** start of Records to process **

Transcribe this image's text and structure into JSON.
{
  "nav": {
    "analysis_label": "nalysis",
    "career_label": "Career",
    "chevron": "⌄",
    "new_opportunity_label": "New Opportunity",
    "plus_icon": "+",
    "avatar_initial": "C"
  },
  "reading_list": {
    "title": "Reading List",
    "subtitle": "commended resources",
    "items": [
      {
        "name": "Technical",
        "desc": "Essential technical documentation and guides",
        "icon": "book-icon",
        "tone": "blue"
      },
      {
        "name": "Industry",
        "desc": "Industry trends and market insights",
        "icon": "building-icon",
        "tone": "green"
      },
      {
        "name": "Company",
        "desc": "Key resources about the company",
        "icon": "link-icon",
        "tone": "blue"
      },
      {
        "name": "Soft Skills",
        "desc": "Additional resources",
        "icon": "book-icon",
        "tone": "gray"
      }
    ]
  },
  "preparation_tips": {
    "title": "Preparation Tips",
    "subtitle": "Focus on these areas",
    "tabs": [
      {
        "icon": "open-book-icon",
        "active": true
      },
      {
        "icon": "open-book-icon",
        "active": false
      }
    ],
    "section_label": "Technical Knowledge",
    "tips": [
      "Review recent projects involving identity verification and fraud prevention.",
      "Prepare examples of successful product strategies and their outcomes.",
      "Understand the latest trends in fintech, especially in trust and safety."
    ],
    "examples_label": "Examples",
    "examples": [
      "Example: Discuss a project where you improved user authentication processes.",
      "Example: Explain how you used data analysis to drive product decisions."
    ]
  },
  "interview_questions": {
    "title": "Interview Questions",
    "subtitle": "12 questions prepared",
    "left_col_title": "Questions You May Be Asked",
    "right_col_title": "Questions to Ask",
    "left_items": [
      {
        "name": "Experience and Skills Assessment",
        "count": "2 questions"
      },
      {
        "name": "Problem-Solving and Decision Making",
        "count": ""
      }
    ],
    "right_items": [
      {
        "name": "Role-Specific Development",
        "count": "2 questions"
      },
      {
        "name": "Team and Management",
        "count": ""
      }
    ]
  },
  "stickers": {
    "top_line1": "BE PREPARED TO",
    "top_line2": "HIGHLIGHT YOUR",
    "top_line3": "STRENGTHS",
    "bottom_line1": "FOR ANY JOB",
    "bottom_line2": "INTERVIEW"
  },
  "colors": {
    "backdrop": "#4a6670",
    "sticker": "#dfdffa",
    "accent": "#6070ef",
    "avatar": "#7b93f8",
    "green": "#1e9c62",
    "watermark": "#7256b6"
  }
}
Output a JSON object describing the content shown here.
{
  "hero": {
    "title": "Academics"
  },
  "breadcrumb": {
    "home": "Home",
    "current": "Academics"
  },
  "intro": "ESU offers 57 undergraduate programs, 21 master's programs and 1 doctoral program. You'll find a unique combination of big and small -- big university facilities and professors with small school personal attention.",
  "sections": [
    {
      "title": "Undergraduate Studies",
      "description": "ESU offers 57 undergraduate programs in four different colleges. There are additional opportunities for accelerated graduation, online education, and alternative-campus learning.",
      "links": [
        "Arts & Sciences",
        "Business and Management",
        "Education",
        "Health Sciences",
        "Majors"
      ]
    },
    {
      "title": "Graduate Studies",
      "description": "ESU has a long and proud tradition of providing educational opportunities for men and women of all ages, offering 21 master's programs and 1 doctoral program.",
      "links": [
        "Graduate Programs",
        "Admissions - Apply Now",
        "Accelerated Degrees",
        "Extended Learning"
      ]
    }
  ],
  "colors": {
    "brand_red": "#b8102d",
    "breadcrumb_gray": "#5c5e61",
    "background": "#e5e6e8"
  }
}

** end of Records to process **

> **Your goal**
Keep only the lines from the one containing "Output a JSON" to the end of the entries, and repeat them exactly.

> **Worked answer**
Output a JSON object describing the content shown here.
{
  "hero": {
    "title": "Academics"
  },
  "breadcrumb": {
    "home": "Home",
    "current": "Academics"
  },
  "intro": "ESU offers 57 undergraduate programs, 21 master's programs and 1 doctoral program. You'll find a unique combination of big and small -- big university facilities and professors with small school personal attention.",
  "sections": [
    {
      "title": "Undergraduate Studies",
      "description": "ESU offers 57 undergraduate programs in four different colleges. There are additional opportunities for accelerated graduation, online education, and alternative-campus learning.",
      "links": [
        "Arts & Sciences",
        "Business and Management",
        "Education",
        "Health Sciences",
        "Majors"
      ]
    },
    {
      "title": "Graduate Studies",
      "description": "ESU has a long and proud tradition of providing educational opportunities for men and women of all ages, offering 21 master's programs and 1 doctoral program.",
      "links": [
        "Graduate Programs",
        "Admissions - Apply Now",
        "Accelerated Degrees",
        "Extended Learning"
      ]
    }
  ],
  "colors": {
    "brand_red": "#b8102d",
    "breadcrumb_gray": "#5c5e61",
    "background": "#e5e6e8"
  }
}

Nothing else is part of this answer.